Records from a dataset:
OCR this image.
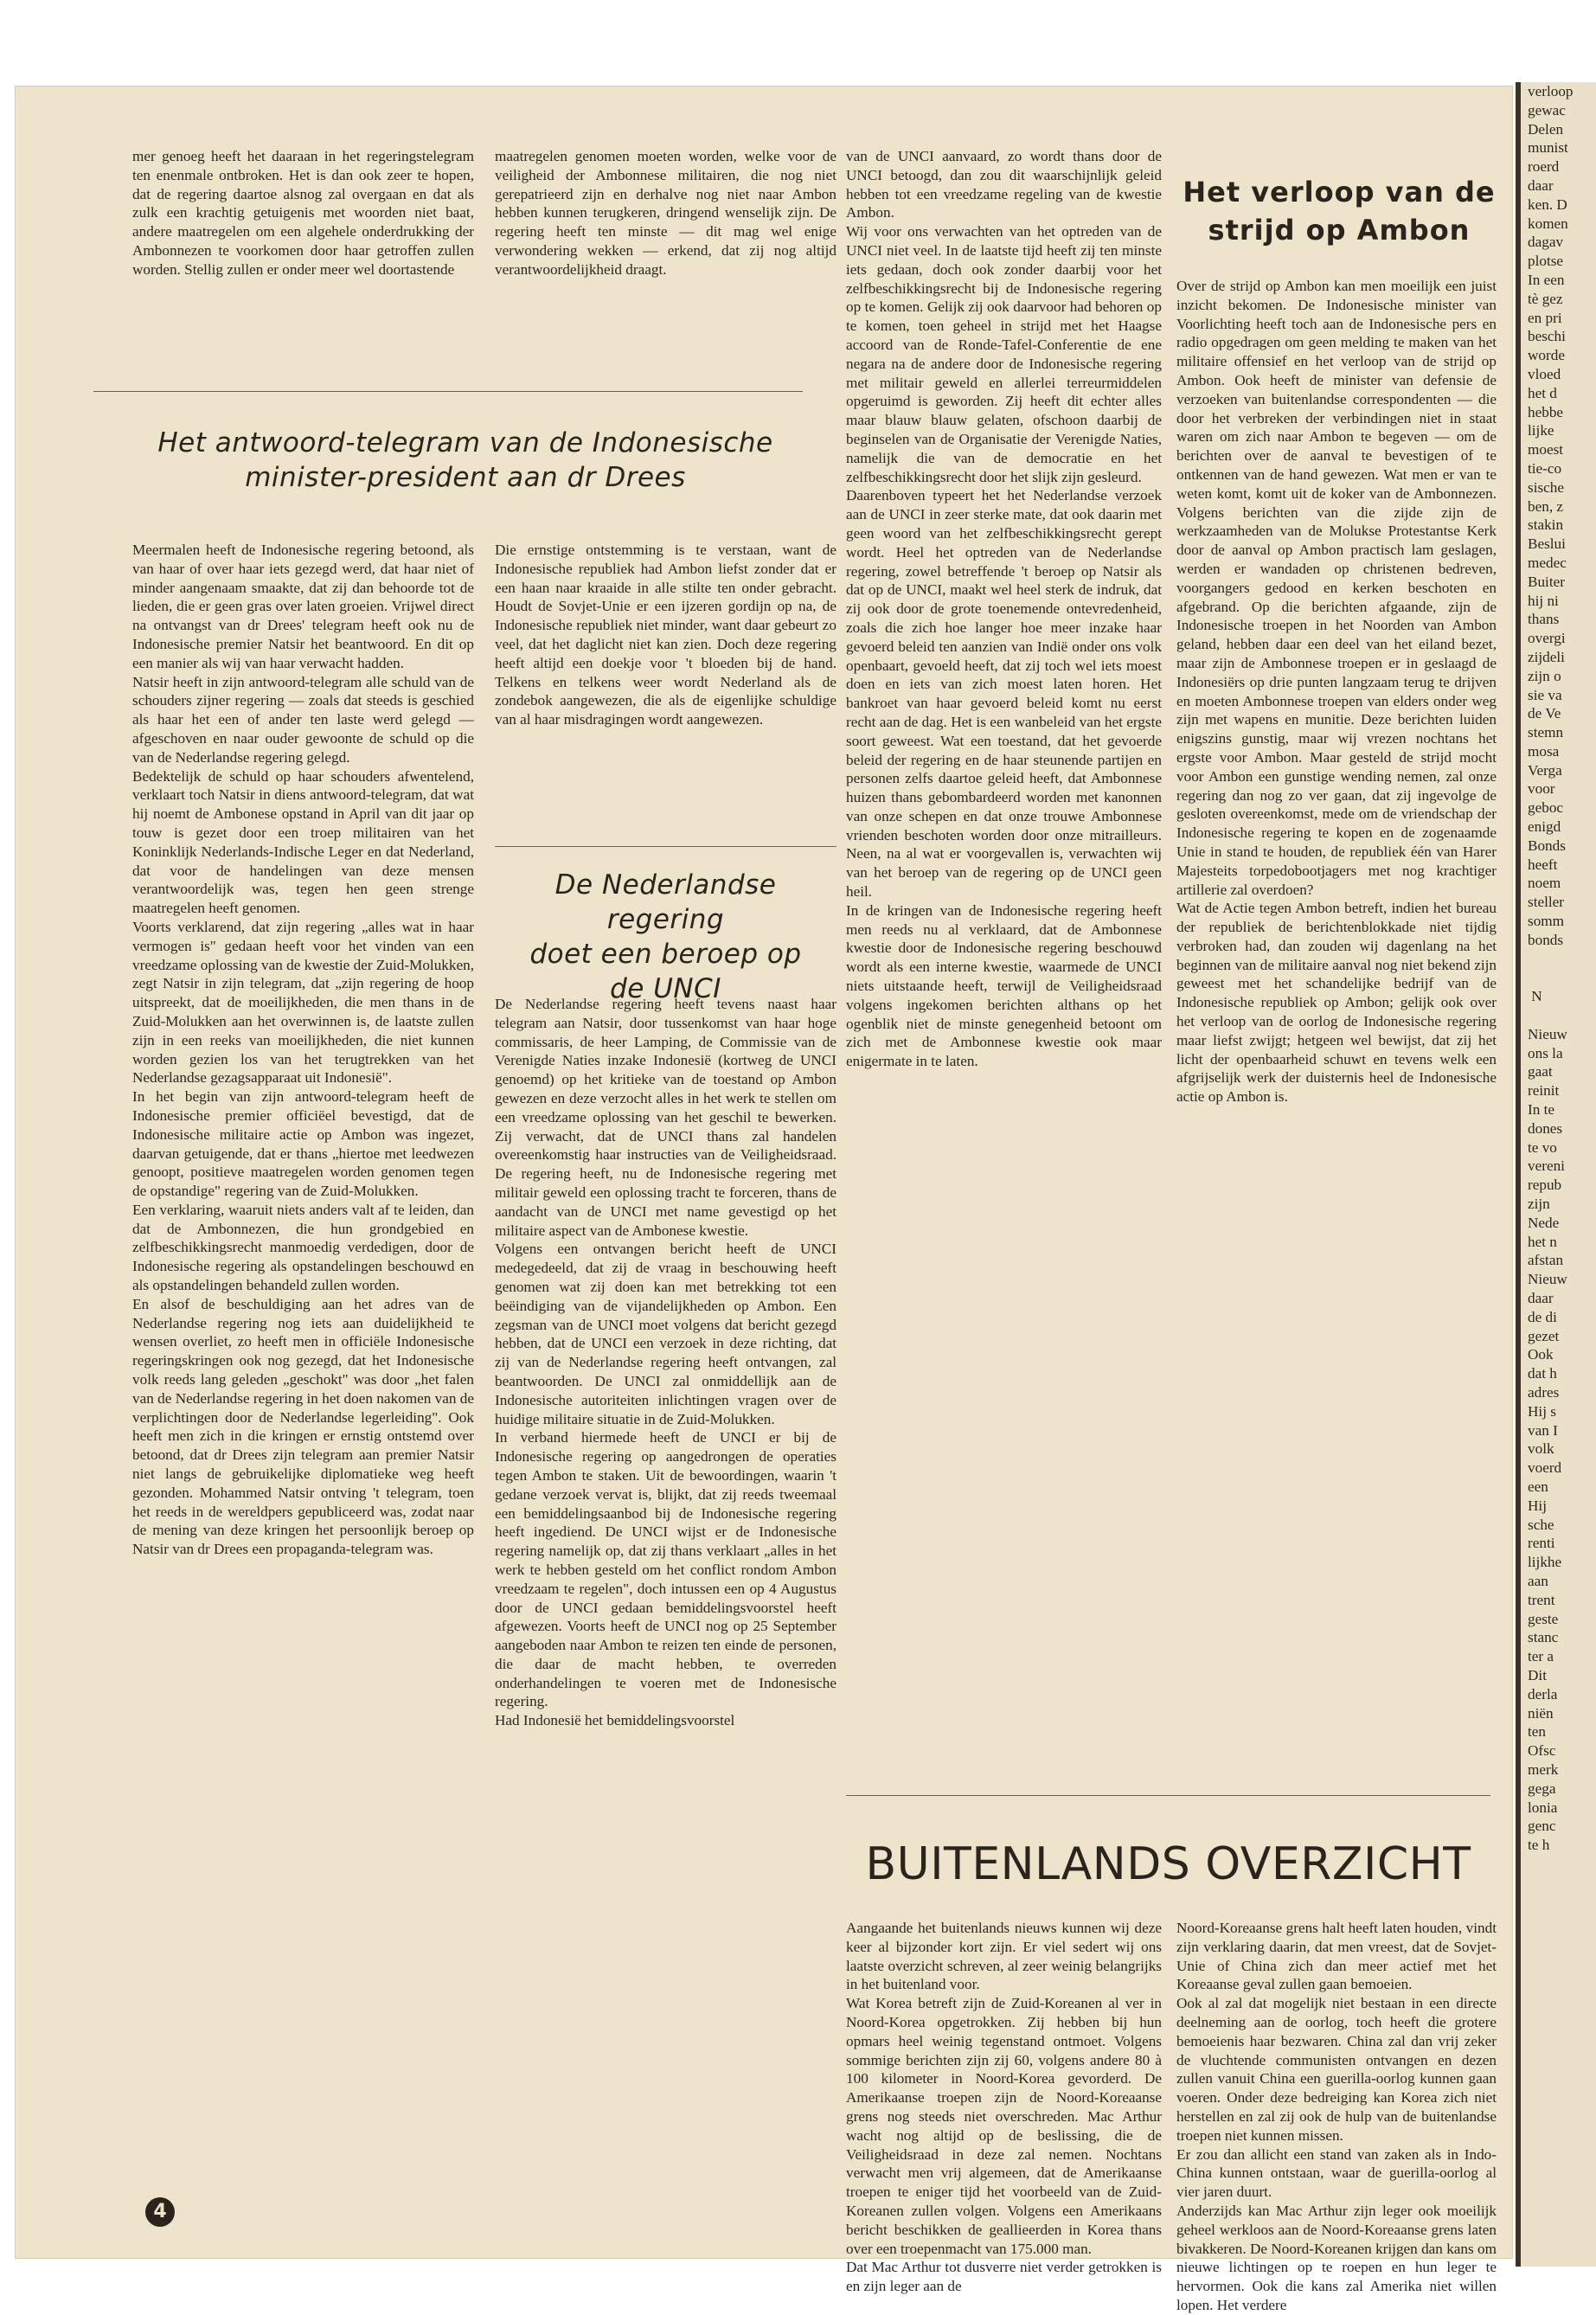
mer genoeg heeft het daaraan in het regeringstelegram ten enenmale ontbroken. Het is dan ook zeer te hopen, dat de regering daartoe alsnog zal overgaan en dat als zulk een krachtig getuigenis met woorden niet baat, andere maatregelen om een algehele onderdrukking der Ambonnezen te voorkomen door haar getroffen zullen worden. Stellig zullen er onder meer wel doortastende

maatregelen genomen moeten worden, welke voor de veiligheid der Ambonnese militairen, die nog niet gerepatrieerd zijn en derhalve nog niet naar Ambon hebben kunnen terugkeren, dringend wenselijk zijn. De regering heeft ten minste — dit mag wel enige verwondering wekken — erkend, dat zij nog altijd verantwoordelijkheid draagt.

Het antwoord-telegram van de Indonesische
minister-president aan dr Drees

Meermalen heeft de Indonesische regering betoond, als van haar of over haar iets gezegd werd, dat haar niet of minder aangenaam smaakte, dat zij dan behoorde tot de lieden, die er geen gras over laten groeien. Vrijwel direct na ontvangst van dr Drees' telegram heeft ook nu de Indonesische premier Natsir het beantwoord. En dit op een manier als wij van haar verwacht hadden.

Natsir heeft in zijn antwoord-telegram alle schuld van de schouders zijner regering — zoals dat steeds is geschied als haar het een of ander ten laste werd gelegd — afgeschoven en naar ouder gewoonte de schuld op die van de Nederlandse regering gelegd.

Bedektelijk de schuld op haar schouders afwentelend, verklaart toch Natsir in diens antwoord-telegram, dat wat hij noemt de Ambonese opstand in April van dit jaar op touw is gezet door een troep militairen van het Koninklijk Nederlands-Indische Leger en dat Nederland, dat voor de handelingen van deze mensen verantwoordelijk was, tegen hen geen strenge maatregelen heeft genomen.

Voorts verklarend, dat zijn regering „alles wat in haar vermogen is" gedaan heeft voor het vinden van een vreedzame oplossing van de kwestie der Zuid-Molukken, zegt Natsir in zijn telegram, dat „zijn regering de hoop uitspreekt, dat de moeilijkheden, die men thans in de Zuid-Molukken aan het overwinnen is, de laatste zullen zijn in een reeks van moeilijkheden, die niet kunnen worden gezien los van het terugtrekken van het Nederlandse gezagsapparaat uit Indonesië".

In het begin van zijn antwoord-telegram heeft de Indonesische premier officiëel bevestigd, dat de Indonesische militaire actie op Ambon was ingezet, daarvan getuigende, dat er thans „hiertoe met leedwezen genoopt, positieve maatregelen worden genomen tegen de opstandige" regering van de Zuid-Molukken.

Een verklaring, waaruit niets anders valt af te leiden, dan dat de Ambonnezen, die hun grondgebied en zelfbeschikkingsrecht manmoedig verdedigen, door de Indonesische regering als opstandelingen beschouwd en als opstandelingen behandeld zullen worden.

En alsof de beschuldiging aan het adres van de Nederlandse regering nog iets aan duidelijkheid te wensen overliet, zo heeft men in officiële Indonesische regeringskringen ook nog gezegd, dat het Indonesische volk reeds lang geleden „geschokt" was door „het falen van de Nederlandse regering in het doen nakomen van de verplichtingen door de Nederlandse legerleiding". Ook heeft men zich in die kringen er ernstig ontstemd over betoond, dat dr Drees zijn telegram aan premier Natsir niet langs de gebruikelijke diplomatieke weg heeft gezonden. Mohammed Natsir ontving 't telegram, toen het reeds in de wereldpers gepubliceerd was, zodat naar de mening van deze kringen het persoonlijk beroep op Natsir van dr Drees een propaganda-telegram was.

Die ernstige ontstemming is te verstaan, want de Indonesische republiek had Ambon liefst zonder dat er een haan naar kraaide in alle stilte ten onder gebracht. Houdt de Sovjet-Unie er een ijzeren gordijn op na, de Indonesische republiek niet minder, want daar gebeurt zo veel, dat het daglicht niet kan zien. Doch deze regering heeft altijd een doekje voor 't bloeden bij de hand. Telkens en telkens weer wordt Nederland als de zondebok aangewezen, die als de eigenlijke schuldige van al haar misdragingen wordt aangewezen.

De Nederlandse regering
doet een beroep op
de UNCI

De Nederlandse regering heeft tevens naast haar telegram aan Natsir, door tussenkomst van haar hoge commissaris, de heer Lamping, de Commissie van de Verenigde Naties inzake Indonesië (kortweg de UNCI genoemd) op het kritieke van de toestand op Ambon gewezen en deze verzocht alles in het werk te stellen om een vreedzame oplossing van het geschil te bewerken. Zij verwacht, dat de UNCI thans zal handelen overeenkomstig haar instructies van de Veiligheidsraad. De regering heeft, nu de Indonesische regering met militair geweld een oplossing tracht te forceren, thans de aandacht van de UNCI met name gevestigd op het militaire aspect van de Ambonese kwestie.

Volgens een ontvangen bericht heeft de UNCI medegedeeld, dat zij de vraag in beschouwing heeft genomen wat zij doen kan met betrekking tot een beëindiging van de vijandelijkheden op Ambon. Een zegsman van de UNCI moet volgens dat bericht gezegd hebben, dat de UNCI een verzoek in deze richting, dat zij van de Nederlandse regering heeft ontvangen, zal beantwoorden. De UNCI zal onmiddellijk aan de Indonesische autoriteiten inlichtingen vragen over de huidige militaire situatie in de Zuid-Molukken.

In verband hiermede heeft de UNCI er bij de Indonesische regering op aangedrongen de operaties tegen Ambon te staken. Uit de bewoordingen, waarin 't gedane verzoek vervat is, blijkt, dat zij reeds tweemaal een bemiddelingsaanbod bij de Indonesische regering heeft ingediend. De UNCI wijst er de Indonesische regering namelijk op, dat zij thans verklaart „alles in het werk te hebben gesteld om het conflict rondom Ambon vreedzaam te regelen", doch intussen een op 4 Augustus door de UNCI gedaan bemiddelingsvoorstel heeft afgewezen. Voorts heeft de UNCI nog op 25 September aangeboden naar Ambon te reizen ten einde de personen, die daar de macht hebben, te overreden onderhandelingen te voeren met de Indonesische regering.

Had Indonesië het bemiddelingsvoorstel

van de UNCI aanvaard, zo wordt thans door de UNCI betoogd, dan zou dit waarschijnlijk geleid hebben tot een vreedzame regeling van de kwestie Ambon.

Wij voor ons verwachten van het optreden van de UNCI niet veel. In de laatste tijd heeft zij ten minste iets gedaan, doch ook zonder daarbij voor het zelfbeschikkingsrecht bij de Indonesische regering op te komen. Gelijk zij ook daarvoor had behoren op te komen, toen geheel in strijd met het Haagse accoord van de Ronde-Tafel-Conferentie de ene negara na de andere door de Indonesische regering met militair geweld en allerlei terreurmiddelen opgeruimd is geworden. Zij heeft dit echter alles maar blauw blauw gelaten, ofschoon daarbij de beginselen van de Organisatie der Verenigde Naties, namelijk die van de democratie en het zelfbeschikkingsrecht door het slijk zijn gesleurd.

Daarenboven typeert het het Nederlandse verzoek aan de UNCI in zeer sterke mate, dat ook daarin met geen woord van het zelfbeschikkingsrecht gerept wordt. Heel het optreden van de Nederlandse regering, zowel betreffende 't beroep op Natsir als dat op de UNCI, maakt wel heel sterk de indruk, dat zij ook door de grote toenemende ontevredenheid, zoals die zich hoe langer hoe meer inzake haar gevoerd beleid ten aanzien van Indië onder ons volk openbaart, gevoeld heeft, dat zij toch wel iets moest doen en iets van zich moest laten horen. Het bankroet van haar gevoerd beleid komt nu eerst recht aan de dag. Het is een wanbeleid van het ergste soort geweest. Wat een toestand, dat het gevoerde beleid der regering en de haar steunende partijen en personen zelfs daartoe geleid heeft, dat Ambonnese huizen thans gebombardeerd worden met kanonnen van onze schepen en dat onze trouwe Ambonnese vrienden beschoten worden door onze mitrailleurs. Neen, na al wat er voorgevallen is, verwachten wij van het beroep van de regering op de UNCI geen heil.

In de kringen van de Indonesische regering heeft men reeds nu al verklaard, dat de Ambonnese kwestie door de Indonesische regering beschouwd wordt als een interne kwestie, waarmede de UNCI niets uitstaande heeft, terwijl de Veiligheidsraad volgens ingekomen berichten althans op het ogenblik niet de minste genegenheid betoont om zich met de Ambonnese kwestie ook maar enigermate in te laten.

Het verloop van de
strijd op Ambon

Over de strijd op Ambon kan men moeilijk een juist inzicht bekomen. De Indonesische minister van Voorlichting heeft toch aan de Indonesische pers en radio opgedragen om geen melding te maken van het militaire offensief en het verloop van de strijd op Ambon. Ook heeft de minister van defensie de verzoeken van buitenlandse correspondenten — die door het verbreken der verbindingen niet in staat waren om zich naar Ambon te begeven — om de berichten over de aanval te bevestigen of te ontkennen van de hand gewezen. Wat men er van te weten komt, komt uit de koker van de Ambonnezen. Volgens berichten van die zijde zijn de werkzaamheden van de Molukse Protestantse Kerk door de aanval op Ambon practisch lam geslagen, werden er wandaden op christenen bedreven, voorgangers gedood en kerken beschoten en afgebrand. Op die berichten afgaande, zijn de Indonesische troepen in het Noorden van Ambon geland, hebben daar een deel van het eiland bezet, maar zijn de Ambonnese troepen er in geslaagd de Indonesiërs op drie punten langzaam terug te drijven en moeten Ambonnese troepen van elders onder weg zijn met wapens en munitie. Deze berichten luiden enigszins gunstig, maar wij vrezen nochtans het ergste voor Ambon. Maar gesteld de strijd mocht voor Ambon een gunstige wending nemen, zal onze regering dan nog zo ver gaan, dat zij ingevolge de gesloten overeenkomst, mede om de vriendschap der Indonesische regering te kopen en de zogenaamde Unie in stand te houden, de republiek één van Harer Majesteits torpedobootjagers met nog krachtiger artillerie zal overdoen?

Wat de Actie tegen Ambon betreft, indien het bureau der republiek de berichtenblokkade niet tijdig verbroken had, dan zouden wij dagenlang na het beginnen van de militaire aanval nog niet bekend zijn geweest met het schandelijke bedrijf van de Indonesische republiek op Ambon; gelijk ook over het verloop van de oorlog de Indonesische regering maar liefst zwijgt; hetgeen wel bewijst, dat zij het licht der openbaarheid schuwt en tevens welk een afgrijselijk werk der duisternis heel de Indonesische actie op Ambon is.

BUITENLANDS OVERZICHT

Aangaande het buitenlands nieuws kunnen wij deze keer al bijzonder kort zijn. Er viel sedert wij ons laatste overzicht schreven, al zeer weinig belangrijks in het buitenland voor.

Wat Korea betreft zijn de Zuid-Koreanen al ver in Noord-Korea opgetrokken. Zij hebben bij hun opmars heel weinig tegenstand ontmoet. Volgens sommige berichten zijn zij 60, volgens andere 80 à 100 kilometer in Noord-Korea gevorderd. De Amerikaanse troepen zijn de Noord-Koreaanse grens nog steeds niet overschreden. Mac Arthur wacht nog altijd op de beslissing, die de Veiligheidsraad in deze zal nemen. Nochtans verwacht men vrij algemeen, dat de Amerikaanse troepen te eniger tijd het voorbeeld van de Zuid-Koreanen zullen volgen. Volgens een Amerikaans bericht beschikken de geallieerden in Korea thans over een troepenmacht van 175.000 man.

Dat Mac Arthur tot dusverre niet verder getrokken is en zijn leger aan de

Noord-Koreaanse grens halt heeft laten houden, vindt zijn verklaring daarin, dat men vreest, dat de Sovjet-Unie of China zich dan meer actief met het Koreaanse geval zullen gaan bemoeien.

Ook al zal dat mogelijk niet bestaan in een directe deelneming aan de oorlog, toch heeft die grotere bemoeienis haar bezwaren. China zal dan vrij zeker de vluchtende communisten ontvangen en dezen zullen vanuit China een guerilla-oorlog kunnen gaan voeren. Onder deze bedreiging kan Korea zich niet herstellen en zal zij ook de hulp van de buitenlandse troepen niet kunnen missen.

Er zou dan allicht een stand van zaken als in Indo-China kunnen ontstaan, waar de guerilla-oorlog al vier jaren duurt.

Anderzijds kan Mac Arthur zijn leger ook moeilijk geheel werkloos aan de Noord-Koreaanse grens laten bivakkeren. De Noord-Koreanen krijgen dan kans om nieuwe lichtingen op te roepen en hun leger te hervormen. Ook die kans zal Amerika niet willen lopen. Het verdere

4
verloop
gewac
Delen
munist
roerd
daar
ken. D
komen
dagav
plotse
In een
tè gez
en pri
beschi
worde
vloed
het d
hebbe
lijke
moest
tie-co
sische
ben, z
stakin
Beslui
medec
Buiter
hij ni
thans
overgi
zijdeli
zijn o
sie va
de Ve
stemn
mosa
Verga
voor
geboc
enigd
Bonds
heeft
noem
steller
somm
bonds

N

Nieuw
ons la
gaat
reinit
In te
dones
te vo
vereni
repub
zijn
Nede
het n
afstan
Nieuw
daar
de di
gezet
Ook
dat h
adres
Hij s
van I
volk
voerd
een
Hij
sche
renti
lijkhe
aan
trent
geste
stanc
ter a
Dit
derla
niën
ten
Ofsc
merk
gega
lonia
genc
te h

Requirement: Count lines, not occurrences. State how many lines of the entries contain the word "militairen", and add nothing.

Exercise response: 2